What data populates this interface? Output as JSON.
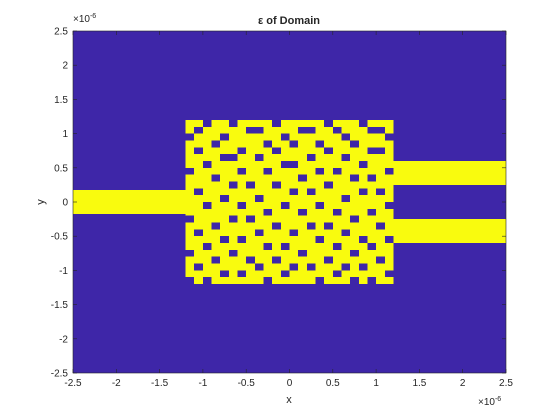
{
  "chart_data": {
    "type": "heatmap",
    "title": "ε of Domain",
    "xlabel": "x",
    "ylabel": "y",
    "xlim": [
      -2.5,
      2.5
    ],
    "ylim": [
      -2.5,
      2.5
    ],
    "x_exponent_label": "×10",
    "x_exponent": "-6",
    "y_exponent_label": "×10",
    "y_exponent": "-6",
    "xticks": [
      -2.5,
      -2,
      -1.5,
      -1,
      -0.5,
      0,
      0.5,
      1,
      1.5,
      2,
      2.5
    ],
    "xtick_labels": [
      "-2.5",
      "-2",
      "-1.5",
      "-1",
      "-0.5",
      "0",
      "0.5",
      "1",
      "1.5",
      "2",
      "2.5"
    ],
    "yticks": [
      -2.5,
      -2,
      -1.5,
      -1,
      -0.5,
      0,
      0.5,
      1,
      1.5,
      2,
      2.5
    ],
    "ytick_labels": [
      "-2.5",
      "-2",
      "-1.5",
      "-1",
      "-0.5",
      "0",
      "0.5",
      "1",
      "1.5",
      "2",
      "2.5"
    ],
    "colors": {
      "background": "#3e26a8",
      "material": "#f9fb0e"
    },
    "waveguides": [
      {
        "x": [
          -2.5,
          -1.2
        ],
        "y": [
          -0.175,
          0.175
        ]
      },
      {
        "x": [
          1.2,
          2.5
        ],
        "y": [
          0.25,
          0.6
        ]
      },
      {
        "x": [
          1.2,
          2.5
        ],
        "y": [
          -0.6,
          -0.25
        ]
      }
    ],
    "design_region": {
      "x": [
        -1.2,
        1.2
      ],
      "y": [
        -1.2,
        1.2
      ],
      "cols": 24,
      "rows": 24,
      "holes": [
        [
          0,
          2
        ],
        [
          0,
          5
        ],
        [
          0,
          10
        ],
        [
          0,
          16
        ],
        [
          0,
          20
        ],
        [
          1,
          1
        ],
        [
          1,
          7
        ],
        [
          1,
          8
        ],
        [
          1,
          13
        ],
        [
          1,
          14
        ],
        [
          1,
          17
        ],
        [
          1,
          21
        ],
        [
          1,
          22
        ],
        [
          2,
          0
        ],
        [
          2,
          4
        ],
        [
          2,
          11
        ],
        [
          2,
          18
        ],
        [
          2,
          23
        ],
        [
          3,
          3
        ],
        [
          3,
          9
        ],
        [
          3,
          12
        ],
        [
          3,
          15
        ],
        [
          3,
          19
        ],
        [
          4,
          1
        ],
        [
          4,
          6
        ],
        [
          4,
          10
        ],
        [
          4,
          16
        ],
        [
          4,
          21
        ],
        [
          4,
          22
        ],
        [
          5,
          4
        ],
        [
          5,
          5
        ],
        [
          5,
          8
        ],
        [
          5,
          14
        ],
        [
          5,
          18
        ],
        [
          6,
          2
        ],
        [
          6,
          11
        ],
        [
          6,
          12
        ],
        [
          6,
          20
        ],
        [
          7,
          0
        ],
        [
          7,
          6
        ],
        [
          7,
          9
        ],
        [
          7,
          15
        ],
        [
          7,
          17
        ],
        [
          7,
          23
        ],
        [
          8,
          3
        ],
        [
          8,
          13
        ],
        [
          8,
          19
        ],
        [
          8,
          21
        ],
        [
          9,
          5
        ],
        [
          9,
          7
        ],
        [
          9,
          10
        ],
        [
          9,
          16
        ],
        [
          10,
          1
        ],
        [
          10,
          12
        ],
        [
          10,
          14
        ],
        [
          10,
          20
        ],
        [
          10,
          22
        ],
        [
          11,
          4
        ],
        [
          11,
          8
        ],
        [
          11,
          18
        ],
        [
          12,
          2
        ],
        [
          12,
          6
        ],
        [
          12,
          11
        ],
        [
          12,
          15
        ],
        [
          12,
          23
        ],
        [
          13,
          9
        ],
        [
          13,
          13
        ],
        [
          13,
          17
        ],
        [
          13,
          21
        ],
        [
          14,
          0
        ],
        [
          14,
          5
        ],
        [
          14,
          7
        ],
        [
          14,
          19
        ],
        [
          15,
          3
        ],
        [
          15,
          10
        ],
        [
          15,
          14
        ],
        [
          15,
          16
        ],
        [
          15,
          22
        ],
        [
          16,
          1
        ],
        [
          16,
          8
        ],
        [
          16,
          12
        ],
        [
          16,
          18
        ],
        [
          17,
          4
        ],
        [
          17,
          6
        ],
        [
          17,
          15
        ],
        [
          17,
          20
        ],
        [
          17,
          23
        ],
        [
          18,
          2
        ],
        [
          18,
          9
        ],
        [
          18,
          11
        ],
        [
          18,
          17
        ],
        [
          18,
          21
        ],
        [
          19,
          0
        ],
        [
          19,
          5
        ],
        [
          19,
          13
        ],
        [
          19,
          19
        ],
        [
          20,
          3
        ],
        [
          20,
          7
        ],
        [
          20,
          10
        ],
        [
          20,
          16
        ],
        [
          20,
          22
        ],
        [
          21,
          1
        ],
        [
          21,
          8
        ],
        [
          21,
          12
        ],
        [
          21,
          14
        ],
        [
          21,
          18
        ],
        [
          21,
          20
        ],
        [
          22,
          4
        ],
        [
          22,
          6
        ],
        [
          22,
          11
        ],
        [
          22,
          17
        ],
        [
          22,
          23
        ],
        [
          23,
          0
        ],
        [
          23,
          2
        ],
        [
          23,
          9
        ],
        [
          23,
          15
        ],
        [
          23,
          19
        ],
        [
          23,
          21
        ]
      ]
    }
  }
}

==

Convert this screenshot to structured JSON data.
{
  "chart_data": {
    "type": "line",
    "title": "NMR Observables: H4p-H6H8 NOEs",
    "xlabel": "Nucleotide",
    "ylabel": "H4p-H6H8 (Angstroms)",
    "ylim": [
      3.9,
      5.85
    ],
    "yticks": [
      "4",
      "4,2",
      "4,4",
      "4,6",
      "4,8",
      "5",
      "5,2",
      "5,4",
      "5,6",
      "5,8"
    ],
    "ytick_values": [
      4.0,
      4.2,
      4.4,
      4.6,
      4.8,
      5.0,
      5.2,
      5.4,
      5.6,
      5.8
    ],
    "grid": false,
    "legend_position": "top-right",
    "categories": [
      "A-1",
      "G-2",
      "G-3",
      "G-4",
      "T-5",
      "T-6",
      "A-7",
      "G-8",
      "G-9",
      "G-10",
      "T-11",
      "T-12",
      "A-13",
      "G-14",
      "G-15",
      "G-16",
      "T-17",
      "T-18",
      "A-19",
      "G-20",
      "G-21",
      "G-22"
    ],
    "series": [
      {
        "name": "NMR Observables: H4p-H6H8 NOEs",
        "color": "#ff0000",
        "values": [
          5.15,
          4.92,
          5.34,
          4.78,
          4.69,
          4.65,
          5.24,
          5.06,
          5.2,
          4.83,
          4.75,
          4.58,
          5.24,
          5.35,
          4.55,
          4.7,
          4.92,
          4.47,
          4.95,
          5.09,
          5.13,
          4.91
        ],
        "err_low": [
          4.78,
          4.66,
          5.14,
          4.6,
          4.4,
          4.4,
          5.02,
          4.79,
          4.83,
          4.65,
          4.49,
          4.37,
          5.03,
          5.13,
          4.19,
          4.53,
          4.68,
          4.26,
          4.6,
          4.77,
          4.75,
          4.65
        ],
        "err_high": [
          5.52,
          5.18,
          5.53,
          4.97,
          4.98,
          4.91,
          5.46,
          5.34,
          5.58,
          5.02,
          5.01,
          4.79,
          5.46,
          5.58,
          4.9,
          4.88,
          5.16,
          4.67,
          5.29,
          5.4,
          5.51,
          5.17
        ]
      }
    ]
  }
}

→ **Stated goal**: Using the data above, say how many lines include "JSON". No other reply is needed.

→ **Answer to this task**: 2